Saved entries
** begin **
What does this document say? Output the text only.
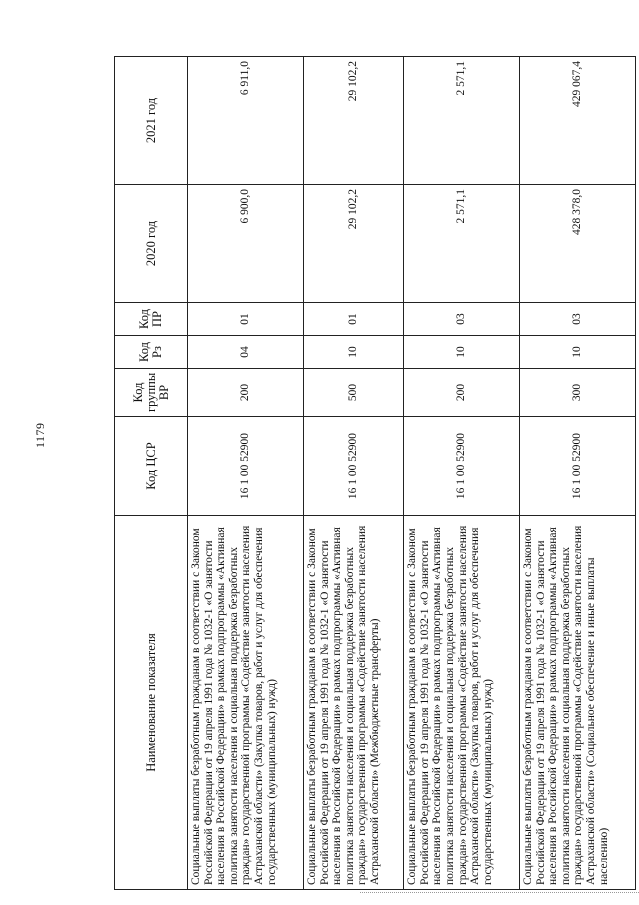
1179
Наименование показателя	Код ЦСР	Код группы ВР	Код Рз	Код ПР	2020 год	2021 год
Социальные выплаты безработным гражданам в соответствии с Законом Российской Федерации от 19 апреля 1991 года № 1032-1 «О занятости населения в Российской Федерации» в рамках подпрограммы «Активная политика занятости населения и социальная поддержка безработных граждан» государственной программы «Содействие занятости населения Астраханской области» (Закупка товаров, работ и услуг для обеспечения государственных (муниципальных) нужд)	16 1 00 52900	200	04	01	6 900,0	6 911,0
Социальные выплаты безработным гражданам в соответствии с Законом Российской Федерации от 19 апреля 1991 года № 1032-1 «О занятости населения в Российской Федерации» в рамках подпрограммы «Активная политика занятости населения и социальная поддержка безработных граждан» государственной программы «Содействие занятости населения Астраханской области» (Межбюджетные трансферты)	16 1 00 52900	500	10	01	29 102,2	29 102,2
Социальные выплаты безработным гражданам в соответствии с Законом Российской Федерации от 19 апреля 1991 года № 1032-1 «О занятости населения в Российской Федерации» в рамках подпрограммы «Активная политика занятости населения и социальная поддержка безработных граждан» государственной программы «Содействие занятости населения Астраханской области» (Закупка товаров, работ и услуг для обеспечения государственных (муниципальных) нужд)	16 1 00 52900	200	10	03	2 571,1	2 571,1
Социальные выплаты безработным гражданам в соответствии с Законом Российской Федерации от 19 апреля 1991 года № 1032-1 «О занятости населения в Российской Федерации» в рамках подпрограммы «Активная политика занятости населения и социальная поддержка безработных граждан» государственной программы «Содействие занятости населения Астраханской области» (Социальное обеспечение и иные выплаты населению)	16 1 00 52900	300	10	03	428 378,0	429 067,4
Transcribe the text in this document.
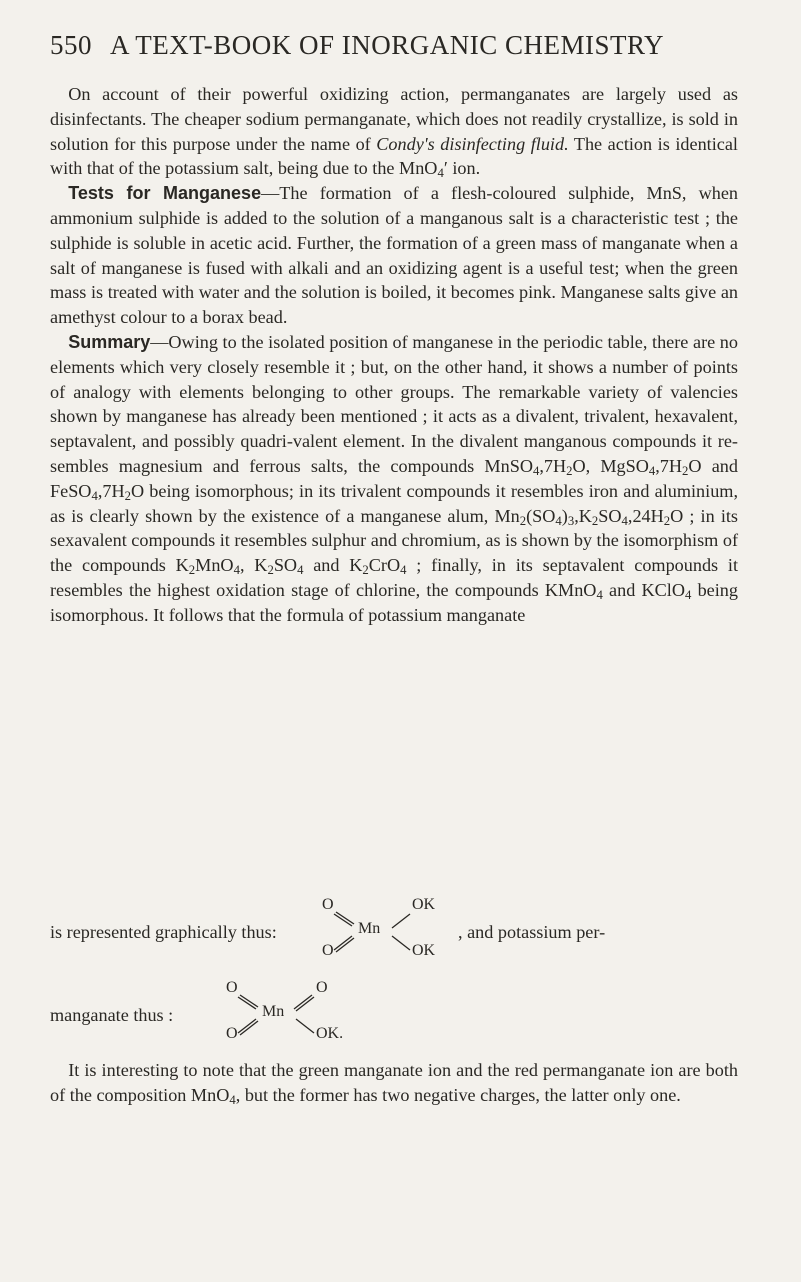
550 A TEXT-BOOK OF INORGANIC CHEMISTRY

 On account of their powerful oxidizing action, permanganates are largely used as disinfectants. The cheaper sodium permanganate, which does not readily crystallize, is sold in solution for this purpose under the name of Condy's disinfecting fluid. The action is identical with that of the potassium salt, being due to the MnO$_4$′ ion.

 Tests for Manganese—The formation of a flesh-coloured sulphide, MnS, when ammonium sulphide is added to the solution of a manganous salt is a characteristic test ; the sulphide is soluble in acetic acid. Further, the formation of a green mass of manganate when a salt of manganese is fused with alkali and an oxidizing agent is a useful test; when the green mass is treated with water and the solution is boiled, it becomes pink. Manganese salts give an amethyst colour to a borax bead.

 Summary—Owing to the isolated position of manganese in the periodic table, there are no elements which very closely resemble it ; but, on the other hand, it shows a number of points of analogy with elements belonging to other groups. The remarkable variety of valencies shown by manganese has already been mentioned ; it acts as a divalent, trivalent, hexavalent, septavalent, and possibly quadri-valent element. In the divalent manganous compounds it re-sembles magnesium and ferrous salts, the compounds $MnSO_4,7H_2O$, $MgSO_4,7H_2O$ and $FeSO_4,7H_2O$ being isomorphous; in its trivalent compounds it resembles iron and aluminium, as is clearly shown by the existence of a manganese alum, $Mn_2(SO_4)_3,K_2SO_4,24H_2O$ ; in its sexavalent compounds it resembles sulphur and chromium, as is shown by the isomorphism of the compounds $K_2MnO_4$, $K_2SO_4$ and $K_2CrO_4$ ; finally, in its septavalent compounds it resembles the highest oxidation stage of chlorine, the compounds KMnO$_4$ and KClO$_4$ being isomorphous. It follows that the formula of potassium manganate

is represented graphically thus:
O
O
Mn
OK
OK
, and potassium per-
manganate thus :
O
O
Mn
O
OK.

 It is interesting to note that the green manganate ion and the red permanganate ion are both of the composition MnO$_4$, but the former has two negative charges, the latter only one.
** end **
Return every line containing "услуг".

Социальные выплаты безработным гражданам в соответствии с Законом Российской Федерации от 19 апреля 1991 года № 1032-1 «О занятости населения в Российской Федерации» в рамках подпрограммы «Активная политика занятости населения и социальная поддержка безработных граждан» государственной программы «Содействие занятости населения Астраханской области» (Закупка товаров, работ и услуг для обеспечения государственных (муниципальных) нужд)	16 1 00 52900	200	04	01	6 900,0	6 911,0
Социальные выплаты безработным гражданам в соответствии с Законом Российской Федерации от 19 апреля 1991 года № 1032-1 «О занятости населения в Российской Федерации» в рамках подпрограммы «Активная политика занятости населения и социальная поддержка безработных граждан» государственной программы «Содействие занятости населения Астраханской области» (Закупка товаров, работ и услуг для обеспечения государственных (муниципальных) нужд)	16 1 00 52900	200	10	03	2 571,1	2 571,1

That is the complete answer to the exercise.